* Start Records supplied *

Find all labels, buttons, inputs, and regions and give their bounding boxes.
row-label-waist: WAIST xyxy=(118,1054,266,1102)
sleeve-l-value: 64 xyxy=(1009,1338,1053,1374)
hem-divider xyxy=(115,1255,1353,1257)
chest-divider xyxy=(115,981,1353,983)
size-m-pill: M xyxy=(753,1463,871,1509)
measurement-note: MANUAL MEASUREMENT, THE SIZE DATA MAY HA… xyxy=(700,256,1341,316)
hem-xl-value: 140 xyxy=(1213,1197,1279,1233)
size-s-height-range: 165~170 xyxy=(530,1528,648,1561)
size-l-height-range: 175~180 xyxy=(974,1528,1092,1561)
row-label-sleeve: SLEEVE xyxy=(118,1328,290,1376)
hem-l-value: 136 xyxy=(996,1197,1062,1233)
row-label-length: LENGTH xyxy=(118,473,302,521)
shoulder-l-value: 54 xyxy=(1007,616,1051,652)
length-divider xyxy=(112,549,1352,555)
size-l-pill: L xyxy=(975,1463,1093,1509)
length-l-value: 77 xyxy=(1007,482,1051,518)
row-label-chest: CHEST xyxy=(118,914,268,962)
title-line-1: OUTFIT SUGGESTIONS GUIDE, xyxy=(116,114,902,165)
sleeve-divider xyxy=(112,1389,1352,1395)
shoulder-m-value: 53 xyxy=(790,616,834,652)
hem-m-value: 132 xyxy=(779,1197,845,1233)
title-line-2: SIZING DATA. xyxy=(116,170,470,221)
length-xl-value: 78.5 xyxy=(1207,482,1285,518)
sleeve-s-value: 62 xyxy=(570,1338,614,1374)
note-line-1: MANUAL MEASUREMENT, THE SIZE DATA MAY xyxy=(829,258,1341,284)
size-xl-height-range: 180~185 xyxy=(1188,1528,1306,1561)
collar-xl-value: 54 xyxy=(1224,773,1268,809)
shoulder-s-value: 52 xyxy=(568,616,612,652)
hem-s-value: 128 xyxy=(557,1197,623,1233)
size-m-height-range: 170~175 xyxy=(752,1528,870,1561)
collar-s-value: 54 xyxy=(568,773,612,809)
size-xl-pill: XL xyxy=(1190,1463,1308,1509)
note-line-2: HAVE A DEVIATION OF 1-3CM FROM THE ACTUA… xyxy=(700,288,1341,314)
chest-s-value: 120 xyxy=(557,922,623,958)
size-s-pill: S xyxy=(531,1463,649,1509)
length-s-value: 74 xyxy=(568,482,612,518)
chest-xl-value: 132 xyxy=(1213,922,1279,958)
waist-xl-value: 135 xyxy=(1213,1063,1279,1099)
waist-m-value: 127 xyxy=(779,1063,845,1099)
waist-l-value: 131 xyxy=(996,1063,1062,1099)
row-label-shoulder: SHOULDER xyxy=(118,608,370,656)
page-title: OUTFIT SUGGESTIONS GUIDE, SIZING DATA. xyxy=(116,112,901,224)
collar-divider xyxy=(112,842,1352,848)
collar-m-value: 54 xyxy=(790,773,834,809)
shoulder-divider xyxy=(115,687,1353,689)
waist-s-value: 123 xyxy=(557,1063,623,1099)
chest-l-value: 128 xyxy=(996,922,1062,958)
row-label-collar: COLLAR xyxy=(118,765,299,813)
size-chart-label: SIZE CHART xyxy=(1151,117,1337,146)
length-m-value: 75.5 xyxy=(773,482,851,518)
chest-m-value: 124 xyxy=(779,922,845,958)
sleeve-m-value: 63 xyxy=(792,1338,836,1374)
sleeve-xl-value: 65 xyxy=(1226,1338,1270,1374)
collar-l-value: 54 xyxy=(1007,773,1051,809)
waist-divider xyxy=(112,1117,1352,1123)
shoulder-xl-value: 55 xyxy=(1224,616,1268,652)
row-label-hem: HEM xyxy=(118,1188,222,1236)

* End Records supplied *

Job ▸ Copy the data line for line, starting at the first line and ending at the line that contains "hem-l-value: 136 xyxy=(996,1197,1062,1233)", with both of those lines included.

Complete answer ▸
Find all labels, buttons, inputs, and regions and give their bounding boxes.
row-label-waist: WAIST xyxy=(118,1054,266,1102)
sleeve-l-value: 64 xyxy=(1009,1338,1053,1374)
hem-divider xyxy=(115,1255,1353,1257)
chest-divider xyxy=(115,981,1353,983)
size-m-pill: M xyxy=(753,1463,871,1509)
measurement-note: MANUAL MEASUREMENT, THE SIZE DATA MAY HA… xyxy=(700,256,1341,316)
hem-xl-value: 140 xyxy=(1213,1197,1279,1233)
size-s-height-range: 165~170 xyxy=(530,1528,648,1561)
size-l-height-range: 175~180 xyxy=(974,1528,1092,1561)
row-label-sleeve: SLEEVE xyxy=(118,1328,290,1376)
hem-l-value: 136 xyxy=(996,1197,1062,1233)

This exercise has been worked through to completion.